● **WHAT IS BEING ASKED**:
Can you copy out all of the records below word for word, leaving the pictures out?
# # #
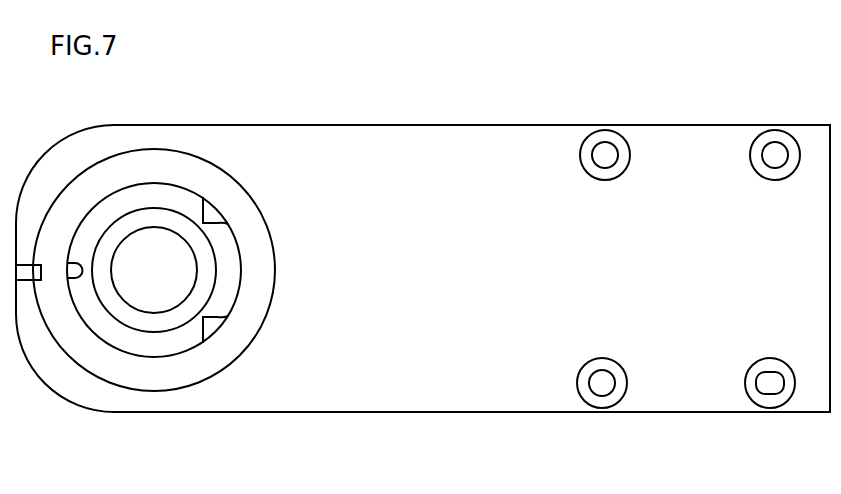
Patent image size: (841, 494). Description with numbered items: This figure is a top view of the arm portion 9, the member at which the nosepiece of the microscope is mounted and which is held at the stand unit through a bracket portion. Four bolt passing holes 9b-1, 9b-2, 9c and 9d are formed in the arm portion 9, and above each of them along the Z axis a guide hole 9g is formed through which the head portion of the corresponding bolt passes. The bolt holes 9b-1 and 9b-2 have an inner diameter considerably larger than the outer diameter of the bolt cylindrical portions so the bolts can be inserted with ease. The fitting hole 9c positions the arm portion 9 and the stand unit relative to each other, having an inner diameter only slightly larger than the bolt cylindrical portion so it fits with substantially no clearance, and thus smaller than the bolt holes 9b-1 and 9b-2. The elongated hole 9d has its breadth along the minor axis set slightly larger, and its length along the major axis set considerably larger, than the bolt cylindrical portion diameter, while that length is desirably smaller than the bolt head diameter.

The arm portion 9 is at (302, 122).
The bolt hole 9b-1 is at (762, 142).
The bolt hole 9b-2 is at (595, 143).
The guide hole 9g is at (602, 181).
The fitting hole 9c is at (598, 398).
The elongated hole 9d is at (763, 400).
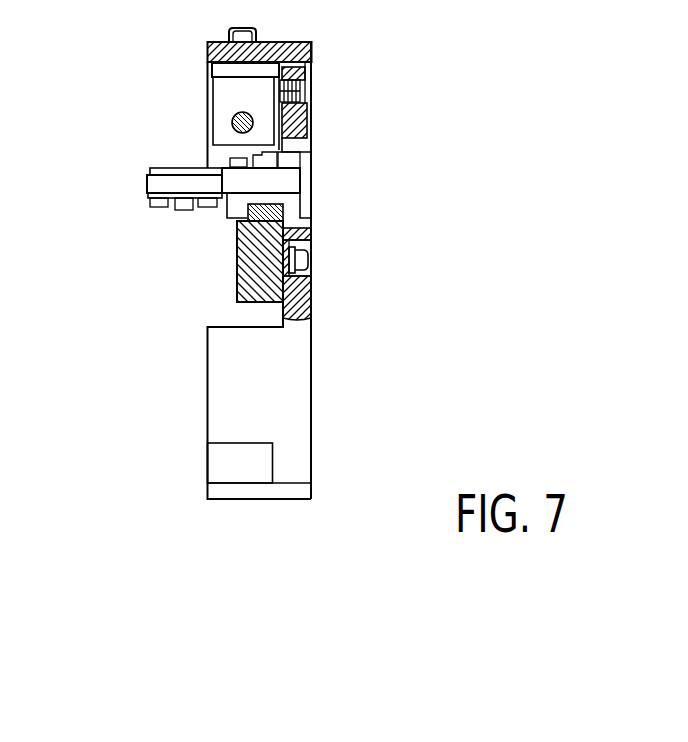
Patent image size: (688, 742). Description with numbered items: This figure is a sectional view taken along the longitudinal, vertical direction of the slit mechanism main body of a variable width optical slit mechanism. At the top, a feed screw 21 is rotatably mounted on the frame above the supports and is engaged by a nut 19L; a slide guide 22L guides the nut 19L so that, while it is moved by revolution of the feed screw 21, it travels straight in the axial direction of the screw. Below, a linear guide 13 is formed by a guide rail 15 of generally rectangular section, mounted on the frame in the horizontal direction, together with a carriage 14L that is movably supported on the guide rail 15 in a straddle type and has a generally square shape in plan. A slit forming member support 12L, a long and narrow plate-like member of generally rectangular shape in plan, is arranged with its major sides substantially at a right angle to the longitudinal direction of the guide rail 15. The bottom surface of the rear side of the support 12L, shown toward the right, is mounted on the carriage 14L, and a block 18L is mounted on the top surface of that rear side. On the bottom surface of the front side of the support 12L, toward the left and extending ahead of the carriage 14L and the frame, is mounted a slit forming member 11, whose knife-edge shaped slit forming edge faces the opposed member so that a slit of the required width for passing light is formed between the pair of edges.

The nut 19L is at (218, 92).
The feed screw 21 is at (231, 120).
The slide guide 22L is at (274, 66).
The block 18L is at (285, 152).
The carriage 14L is at (300, 194).
The slit forming member support 12L is at (147, 183).
The slit forming member 11 is at (147, 195).
The guide rail 15 is at (283, 212).
The linear guide 13 is at (223, 227).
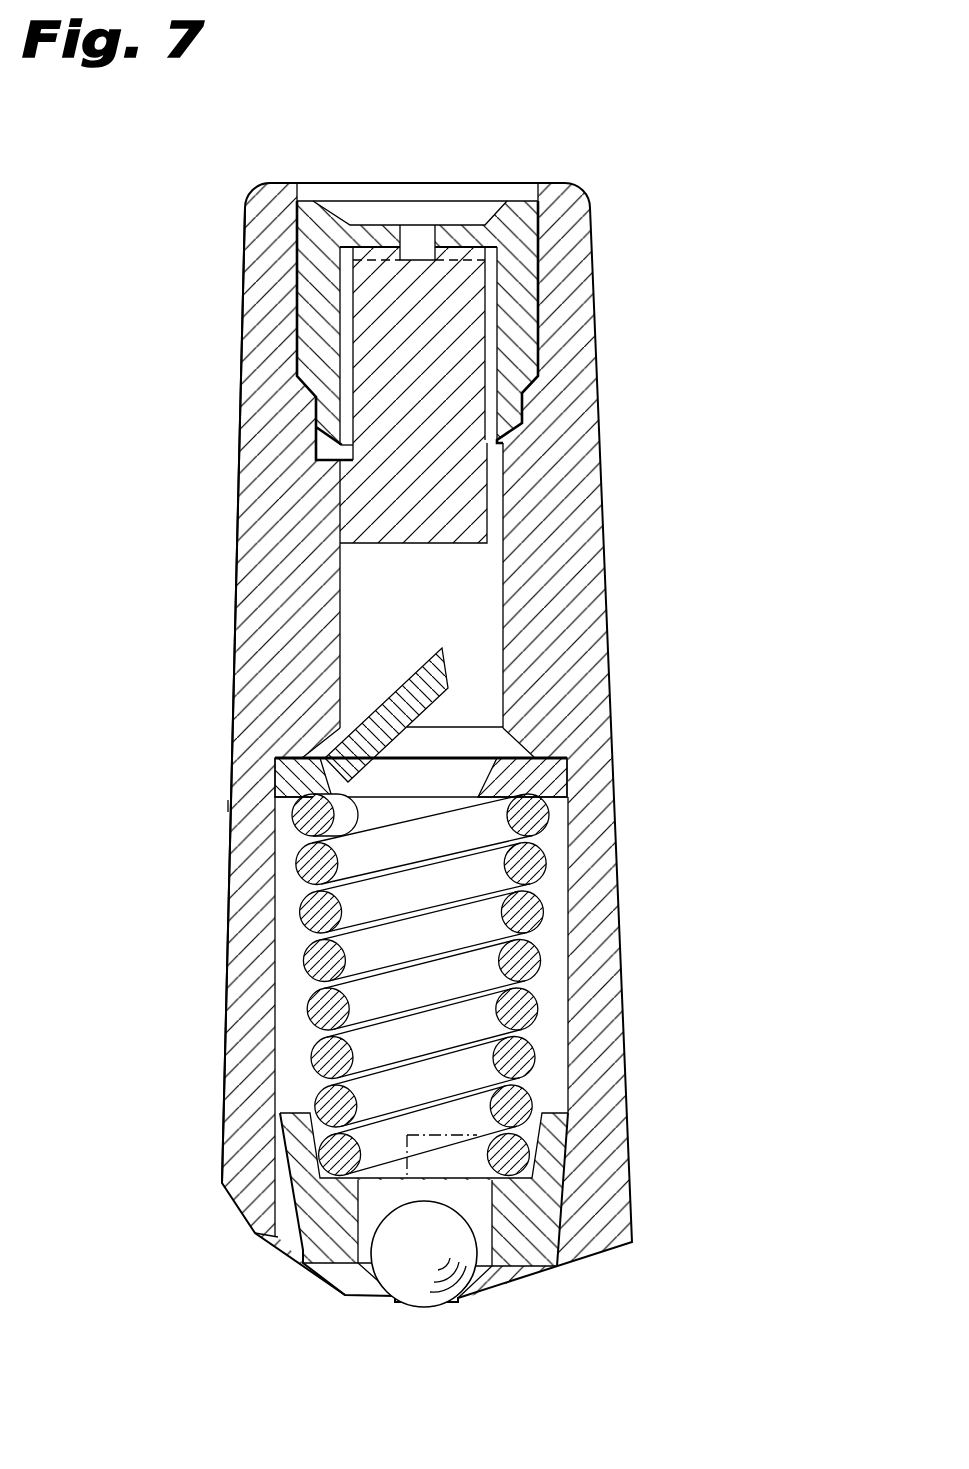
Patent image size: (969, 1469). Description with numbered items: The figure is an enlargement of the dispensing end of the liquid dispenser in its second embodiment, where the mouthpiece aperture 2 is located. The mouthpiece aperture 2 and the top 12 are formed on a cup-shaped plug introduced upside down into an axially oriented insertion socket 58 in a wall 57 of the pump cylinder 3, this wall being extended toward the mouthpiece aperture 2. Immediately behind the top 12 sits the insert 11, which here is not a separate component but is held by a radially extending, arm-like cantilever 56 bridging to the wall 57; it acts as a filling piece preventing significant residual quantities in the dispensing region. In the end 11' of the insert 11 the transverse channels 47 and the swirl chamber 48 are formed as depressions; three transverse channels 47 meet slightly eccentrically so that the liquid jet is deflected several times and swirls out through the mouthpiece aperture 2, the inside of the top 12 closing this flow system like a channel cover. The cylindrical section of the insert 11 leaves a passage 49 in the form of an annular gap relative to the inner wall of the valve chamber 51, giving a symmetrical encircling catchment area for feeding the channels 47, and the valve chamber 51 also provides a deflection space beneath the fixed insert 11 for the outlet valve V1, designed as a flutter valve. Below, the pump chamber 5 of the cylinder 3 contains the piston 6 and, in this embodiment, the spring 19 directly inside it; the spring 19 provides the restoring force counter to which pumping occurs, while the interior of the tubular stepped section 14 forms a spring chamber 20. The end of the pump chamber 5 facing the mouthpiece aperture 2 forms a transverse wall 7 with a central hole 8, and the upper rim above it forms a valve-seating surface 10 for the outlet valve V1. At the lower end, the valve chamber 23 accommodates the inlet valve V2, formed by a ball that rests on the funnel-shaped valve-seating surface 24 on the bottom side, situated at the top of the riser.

The mouthpiece aperture 2 is at (412, 238).
The cylinder 3 is at (250, 858).
The pump chamber 5 is at (553, 942).
The piston 6 is at (553, 1130).
The transverse wall 7 is at (523, 735).
The hole 8 is at (400, 782).
The valve-seating surface 10 is at (487, 782).
The insert 11 is at (525, 392).
The end of the insert 11' is at (536, 195).
The top 12 is at (440, 236).
The tubular stepped section 14 is at (228, 806).
The spring 19 is at (302, 912).
The spring chamber 20 is at (275, 968).
The valve chamber 23 is at (377, 1197).
The valve-seating surface 24 is at (460, 1290).
The transverse channels 47 is at (460, 245).
The swirl chamber 48 is at (428, 253).
The passage 49 is at (345, 368).
The valve chamber 51 is at (365, 687).
The cantilever 56 is at (340, 502).
The wall 57 is at (268, 623).
The insertion socket 58 is at (296, 286).
The outlet valve V1 is at (460, 710).
The inlet valve V2 is at (480, 1233).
# # #
● **SOLUTION FOR THIS PROBLEM**:
Patent image size: (841, 494). Description with numbered items: This figure is a top view of the arm portion 9, the member at which the nosepiece of the microscope is mounted and which is held at the stand unit through a bracket portion. Four bolt passing holes 9b-1, 9b-2, 9c and 9d are formed in the arm portion 9, and above each of them along the Z axis a guide hole 9g is formed through which the head portion of the corresponding bolt passes. The bolt holes 9b-1 and 9b-2 have an inner diameter considerably larger than the outer diameter of the bolt cylindrical portions so the bolts can be inserted with ease. The fitting hole 9c positions the arm portion 9 and the stand unit relative to each other, having an inner diameter only slightly larger than the bolt cylindrical portion so it fits with substantially no clearance, and thus smaller than the bolt holes 9b-1 and 9b-2. The elongated hole 9d has its breadth along the minor axis set slightly larger, and its length along the major axis set considerably larger, than the bolt cylindrical portion diameter, while that length is desirably smaller than the bolt head diameter.

The arm portion 9 is at (302, 122).
The bolt hole 9b-1 is at (762, 142).
The bolt hole 9b-2 is at (595, 143).
The guide hole 9g is at (602, 181).
The fitting hole 9c is at (598, 398).
The elongated hole 9d is at (763, 400).
Patent image size: (688, 742). Description with numbered items: This figure is a sectional view taken along the longitudinal, vertical direction of the slit mechanism main body of a variable width optical slit mechanism. At the top, a feed screw 21 is rotatably mounted on the frame above the supports and is engaged by a nut 19L; a slide guide 22L guides the nut 19L so that, while it is moved by revolution of the feed screw 21, it travels straight in the axial direction of the screw. Below, a linear guide 13 is formed by a guide rail 15 of generally rectangular section, mounted on the frame in the horizontal direction, together with a carriage 14L that is movably supported on the guide rail 15 in a straddle type and has a generally square shape in plan. A slit forming member support 12L, a long and narrow plate-like member of generally rectangular shape in plan, is arranged with its major sides substantially at a right angle to the longitudinal direction of the guide rail 15. The bottom surface of the rear side of the support 12L, shown toward the right, is mounted on the carriage 14L, and a block 18L is mounted on the top surface of that rear side. On the bottom surface of the front side of the support 12L, toward the left and extending ahead of the carriage 14L and the frame, is mounted a slit forming member 11, whose knife-edge shaped slit forming edge faces the opposed member so that a slit of the required width for passing light is formed between the pair of edges.

The nut 19L is at (218, 92).
The feed screw 21 is at (231, 120).
The slide guide 22L is at (274, 66).
The block 18L is at (285, 152).
The carriage 14L is at (300, 194).
The slit forming member support 12L is at (147, 183).
The slit forming member 11 is at (147, 195).
The guide rail 15 is at (283, 212).
The linear guide 13 is at (223, 227).
Patent image size: (969, 1469). Description with numbered items: The figure is an enlargement of the dispensing end of the liquid dispenser in its second embodiment, where the mouthpiece aperture 2 is located. The mouthpiece aperture 2 and the top 12 are formed on a cup-shaped plug introduced upside down into an axially oriented insertion socket 58 in a wall 57 of the pump cylinder 3, this wall being extended toward the mouthpiece aperture 2. Immediately behind the top 12 sits the insert 11, which here is not a separate component but is held by a radially extending, arm-like cantilever 56 bridging to the wall 57; it acts as a filling piece preventing significant residual quantities in the dispensing region. In the end 11' of the insert 11 the transverse channels 47 and the swirl chamber 48 are formed as depressions; three transverse channels 47 meet slightly eccentrically so that the liquid jet is deflected several times and swirls out through the mouthpiece aperture 2, the inside of the top 12 closing this flow system like a channel cover. The cylindrical section of the insert 11 leaves a passage 49 in the form of an annular gap relative to the inner wall of the valve chamber 51, giving a symmetrical encircling catchment area for feeding the channels 47, and the valve chamber 51 also provides a deflection space beneath the fixed insert 11 for the outlet valve V1, designed as a flutter valve. Below, the pump chamber 5 of the cylinder 3 contains the piston 6 and, in this embodiment, the spring 19 directly inside it; the spring 19 provides the restoring force counter to which pumping occurs, while the interior of the tubular stepped section 14 forms a spring chamber 20. The end of the pump chamber 5 facing the mouthpiece aperture 2 forms a transverse wall 7 with a central hole 8, and the upper rim above it forms a valve-seating surface 10 for the outlet valve V1. At the lower end, the valve chamber 23 accommodates the inlet valve V2, formed by a ball that rests on the funnel-shaped valve-seating surface 24 on the bottom side, situated at the top of the riser.

The mouthpiece aperture 2 is at (412, 238).
The cylinder 3 is at (250, 858).
The pump chamber 5 is at (553, 942).
The piston 6 is at (553, 1130).
The transverse wall 7 is at (523, 735).
The hole 8 is at (400, 782).
The valve-seating surface 10 is at (487, 782).
The insert 11 is at (525, 392).
The end of the insert 11' is at (536, 195).
The top 12 is at (440, 236).
The tubular stepped section 14 is at (228, 806).
The spring 19 is at (302, 912).
The spring chamber 20 is at (275, 968).
The valve chamber 23 is at (377, 1197).
The valve-seating surface 24 is at (460, 1290).
The transverse channels 47 is at (460, 245).
The swirl chamber 48 is at (428, 253).
The passage 49 is at (345, 368).
The valve chamber 51 is at (365, 687).
The cantilever 56 is at (340, 502).
The wall 57 is at (268, 623).
The insertion socket 58 is at (296, 286).
The outlet valve V1 is at (460, 710).
The inlet valve V2 is at (480, 1233).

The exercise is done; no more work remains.